• EXERCISE DESCRIPTION:
Spot each line that carries the word "CONTROL"; copy those lines.

• DATASET ENTRIES:
## begin
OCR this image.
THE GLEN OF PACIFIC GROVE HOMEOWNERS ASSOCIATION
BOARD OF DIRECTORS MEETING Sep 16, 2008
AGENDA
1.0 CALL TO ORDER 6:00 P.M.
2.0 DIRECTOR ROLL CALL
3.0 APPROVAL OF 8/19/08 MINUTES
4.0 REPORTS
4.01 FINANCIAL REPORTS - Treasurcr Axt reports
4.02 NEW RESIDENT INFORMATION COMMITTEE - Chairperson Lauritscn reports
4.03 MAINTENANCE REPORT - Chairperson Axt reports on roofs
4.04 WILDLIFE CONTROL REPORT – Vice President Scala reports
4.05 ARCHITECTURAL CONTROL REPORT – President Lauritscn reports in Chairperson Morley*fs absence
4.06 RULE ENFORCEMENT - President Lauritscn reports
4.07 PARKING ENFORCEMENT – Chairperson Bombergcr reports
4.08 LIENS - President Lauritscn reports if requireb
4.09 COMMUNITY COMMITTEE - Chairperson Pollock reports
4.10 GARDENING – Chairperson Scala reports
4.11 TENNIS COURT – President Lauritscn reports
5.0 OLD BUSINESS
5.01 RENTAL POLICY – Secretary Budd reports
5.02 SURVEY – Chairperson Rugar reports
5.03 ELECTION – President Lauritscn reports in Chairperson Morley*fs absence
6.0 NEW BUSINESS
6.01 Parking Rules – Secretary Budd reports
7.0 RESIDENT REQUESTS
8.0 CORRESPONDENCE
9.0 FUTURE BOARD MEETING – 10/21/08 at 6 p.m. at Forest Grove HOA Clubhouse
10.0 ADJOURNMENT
## end
• FINAL ANSWER:
4.04 WILDLIFE CONTROL REPORT – Vice President Scala reports
4.05 ARCHITECTURAL CONTROL REPORT – President Lauritscn reports in Chairperson Morley*fs absence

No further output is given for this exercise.